- [INSTRUCTION]: Count how many lines hold the string "parce". Give that number alone.

Dataset entries:
* * * *
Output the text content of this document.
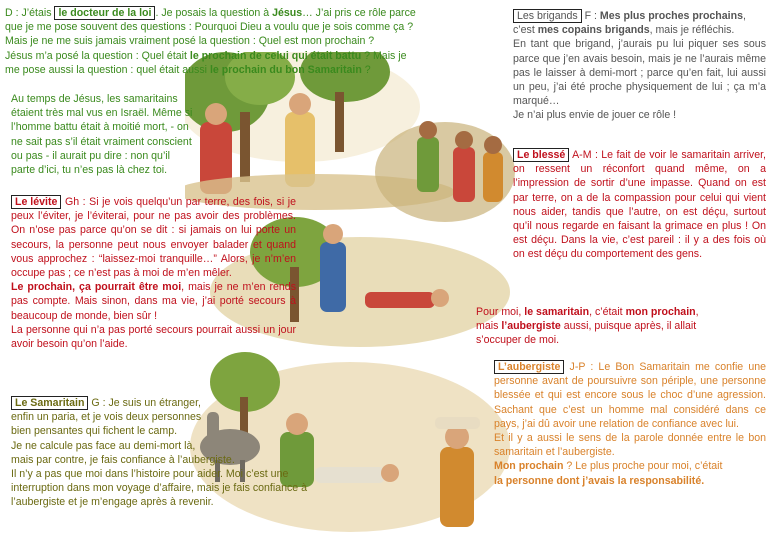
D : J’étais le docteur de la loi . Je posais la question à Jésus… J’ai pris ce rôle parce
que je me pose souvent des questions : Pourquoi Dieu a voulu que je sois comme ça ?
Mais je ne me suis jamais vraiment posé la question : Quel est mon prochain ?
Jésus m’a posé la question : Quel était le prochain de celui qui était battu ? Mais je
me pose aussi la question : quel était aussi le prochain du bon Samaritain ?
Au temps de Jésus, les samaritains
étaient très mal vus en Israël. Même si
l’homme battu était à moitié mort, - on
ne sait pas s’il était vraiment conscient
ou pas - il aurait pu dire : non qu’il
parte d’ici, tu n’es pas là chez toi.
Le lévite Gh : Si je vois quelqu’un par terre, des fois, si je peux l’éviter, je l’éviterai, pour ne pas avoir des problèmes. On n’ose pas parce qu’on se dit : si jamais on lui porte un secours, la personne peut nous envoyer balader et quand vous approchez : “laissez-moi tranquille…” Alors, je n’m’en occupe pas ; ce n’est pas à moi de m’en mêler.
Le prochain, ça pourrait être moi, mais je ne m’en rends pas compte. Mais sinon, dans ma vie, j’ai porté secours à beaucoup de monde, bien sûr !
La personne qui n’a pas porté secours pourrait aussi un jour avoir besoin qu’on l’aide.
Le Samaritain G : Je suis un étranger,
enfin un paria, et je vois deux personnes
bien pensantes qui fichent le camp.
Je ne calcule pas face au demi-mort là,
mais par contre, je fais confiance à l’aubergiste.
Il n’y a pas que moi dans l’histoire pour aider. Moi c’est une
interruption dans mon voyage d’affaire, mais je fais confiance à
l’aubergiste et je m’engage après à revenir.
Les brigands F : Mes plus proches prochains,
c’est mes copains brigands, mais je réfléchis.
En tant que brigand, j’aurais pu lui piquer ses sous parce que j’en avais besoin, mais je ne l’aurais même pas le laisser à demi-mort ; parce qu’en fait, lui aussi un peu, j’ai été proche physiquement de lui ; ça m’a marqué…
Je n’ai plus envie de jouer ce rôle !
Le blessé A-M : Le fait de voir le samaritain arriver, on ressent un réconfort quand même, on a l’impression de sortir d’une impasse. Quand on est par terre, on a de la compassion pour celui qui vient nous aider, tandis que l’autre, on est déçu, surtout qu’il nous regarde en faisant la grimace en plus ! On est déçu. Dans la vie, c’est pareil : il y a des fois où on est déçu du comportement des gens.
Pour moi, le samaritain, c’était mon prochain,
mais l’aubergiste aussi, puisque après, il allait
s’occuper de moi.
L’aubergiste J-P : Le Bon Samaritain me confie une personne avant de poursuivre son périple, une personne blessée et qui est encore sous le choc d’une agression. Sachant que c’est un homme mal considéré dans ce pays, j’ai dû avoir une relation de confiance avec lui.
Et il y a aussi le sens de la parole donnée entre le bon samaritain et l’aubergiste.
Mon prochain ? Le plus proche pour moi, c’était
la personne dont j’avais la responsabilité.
* * * *
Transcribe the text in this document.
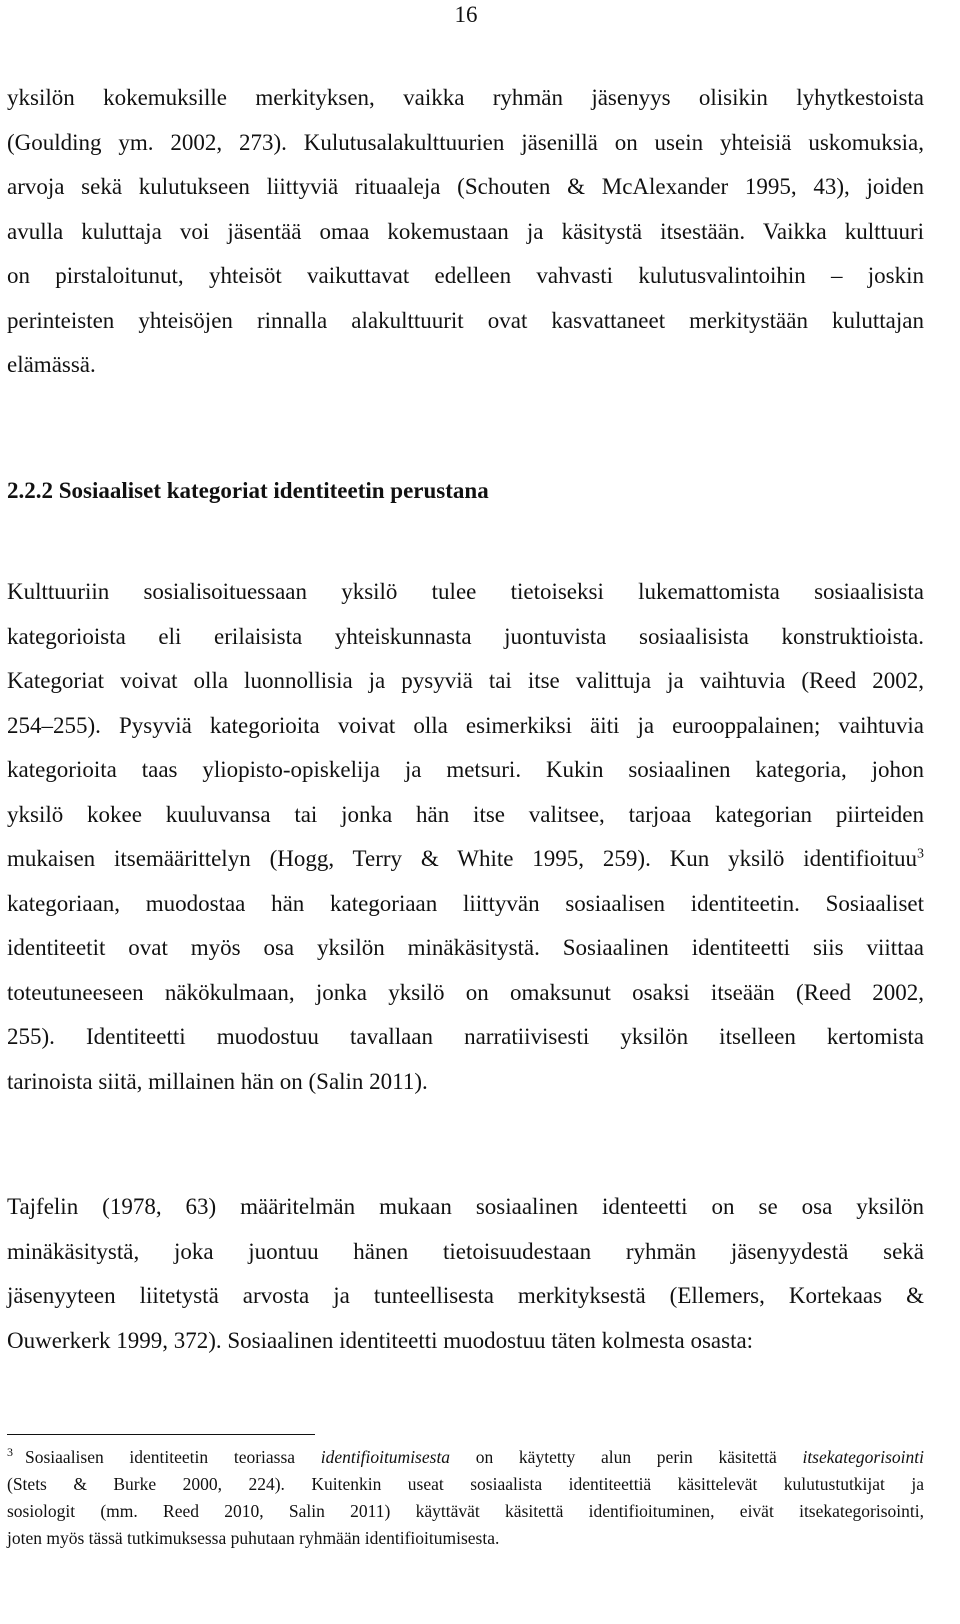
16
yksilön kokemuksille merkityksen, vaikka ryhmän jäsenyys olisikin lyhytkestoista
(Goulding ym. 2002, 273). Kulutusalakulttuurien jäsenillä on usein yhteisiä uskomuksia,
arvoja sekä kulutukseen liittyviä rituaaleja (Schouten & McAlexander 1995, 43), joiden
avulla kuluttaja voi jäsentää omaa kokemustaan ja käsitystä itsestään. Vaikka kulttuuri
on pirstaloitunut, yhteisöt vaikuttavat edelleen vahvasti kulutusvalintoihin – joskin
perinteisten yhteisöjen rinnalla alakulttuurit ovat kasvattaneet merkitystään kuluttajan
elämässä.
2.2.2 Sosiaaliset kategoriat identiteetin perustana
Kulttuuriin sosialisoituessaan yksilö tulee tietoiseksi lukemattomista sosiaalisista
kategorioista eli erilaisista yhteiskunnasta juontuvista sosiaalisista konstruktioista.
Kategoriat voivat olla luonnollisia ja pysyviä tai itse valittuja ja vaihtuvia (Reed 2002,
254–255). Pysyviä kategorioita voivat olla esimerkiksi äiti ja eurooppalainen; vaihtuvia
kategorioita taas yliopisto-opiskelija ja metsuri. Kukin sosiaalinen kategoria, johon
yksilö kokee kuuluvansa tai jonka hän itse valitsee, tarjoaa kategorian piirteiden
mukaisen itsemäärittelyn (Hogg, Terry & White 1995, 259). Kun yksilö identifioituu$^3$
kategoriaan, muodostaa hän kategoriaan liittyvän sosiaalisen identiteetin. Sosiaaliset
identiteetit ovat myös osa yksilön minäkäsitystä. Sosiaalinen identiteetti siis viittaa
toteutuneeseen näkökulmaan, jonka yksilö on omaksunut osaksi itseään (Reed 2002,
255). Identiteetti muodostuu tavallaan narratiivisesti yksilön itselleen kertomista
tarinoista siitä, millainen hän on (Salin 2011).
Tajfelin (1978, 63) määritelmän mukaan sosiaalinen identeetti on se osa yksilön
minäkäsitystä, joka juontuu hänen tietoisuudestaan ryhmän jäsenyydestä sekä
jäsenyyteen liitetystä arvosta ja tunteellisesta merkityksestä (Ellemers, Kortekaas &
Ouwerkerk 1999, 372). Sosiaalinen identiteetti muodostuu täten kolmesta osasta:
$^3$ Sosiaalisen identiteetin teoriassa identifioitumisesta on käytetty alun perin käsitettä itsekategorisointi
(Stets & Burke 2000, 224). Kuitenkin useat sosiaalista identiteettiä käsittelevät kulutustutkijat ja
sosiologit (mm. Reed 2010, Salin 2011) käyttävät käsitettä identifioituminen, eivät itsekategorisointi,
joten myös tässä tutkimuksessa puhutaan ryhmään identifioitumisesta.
* * * *
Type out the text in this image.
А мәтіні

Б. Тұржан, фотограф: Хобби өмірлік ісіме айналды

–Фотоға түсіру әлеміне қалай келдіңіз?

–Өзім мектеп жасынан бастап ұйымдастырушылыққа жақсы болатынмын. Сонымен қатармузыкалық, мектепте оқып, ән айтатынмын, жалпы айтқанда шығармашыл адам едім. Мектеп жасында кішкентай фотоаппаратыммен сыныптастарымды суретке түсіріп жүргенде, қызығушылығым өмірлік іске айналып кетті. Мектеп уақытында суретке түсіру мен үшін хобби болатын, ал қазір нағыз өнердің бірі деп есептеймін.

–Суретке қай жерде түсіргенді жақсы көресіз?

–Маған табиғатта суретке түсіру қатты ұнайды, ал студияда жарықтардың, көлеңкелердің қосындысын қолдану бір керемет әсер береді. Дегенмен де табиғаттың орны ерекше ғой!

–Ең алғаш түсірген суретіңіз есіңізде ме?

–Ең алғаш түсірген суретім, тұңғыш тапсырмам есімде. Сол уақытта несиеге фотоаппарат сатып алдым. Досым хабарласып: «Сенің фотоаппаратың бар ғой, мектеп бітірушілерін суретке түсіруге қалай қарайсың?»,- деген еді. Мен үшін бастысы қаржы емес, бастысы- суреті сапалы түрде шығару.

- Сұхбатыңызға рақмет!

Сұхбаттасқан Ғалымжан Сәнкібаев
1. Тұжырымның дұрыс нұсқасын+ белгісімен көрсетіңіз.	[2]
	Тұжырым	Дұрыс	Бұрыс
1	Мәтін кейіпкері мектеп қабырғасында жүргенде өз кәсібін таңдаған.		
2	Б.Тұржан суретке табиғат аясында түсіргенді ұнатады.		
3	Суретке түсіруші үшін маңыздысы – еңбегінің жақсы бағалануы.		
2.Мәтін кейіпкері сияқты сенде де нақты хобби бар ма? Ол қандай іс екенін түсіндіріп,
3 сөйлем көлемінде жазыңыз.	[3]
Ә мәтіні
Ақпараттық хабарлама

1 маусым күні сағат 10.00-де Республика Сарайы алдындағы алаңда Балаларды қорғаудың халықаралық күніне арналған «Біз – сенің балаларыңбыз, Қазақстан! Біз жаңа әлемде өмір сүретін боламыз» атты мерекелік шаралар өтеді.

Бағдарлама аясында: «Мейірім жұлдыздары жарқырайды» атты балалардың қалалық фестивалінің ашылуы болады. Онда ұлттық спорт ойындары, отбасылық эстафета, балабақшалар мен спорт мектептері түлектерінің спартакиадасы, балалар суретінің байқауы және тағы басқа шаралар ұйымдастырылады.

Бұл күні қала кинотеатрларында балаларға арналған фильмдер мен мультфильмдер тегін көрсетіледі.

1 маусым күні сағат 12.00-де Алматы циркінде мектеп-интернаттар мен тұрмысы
* * * *
- [WRITTEN SOLUTION]: 3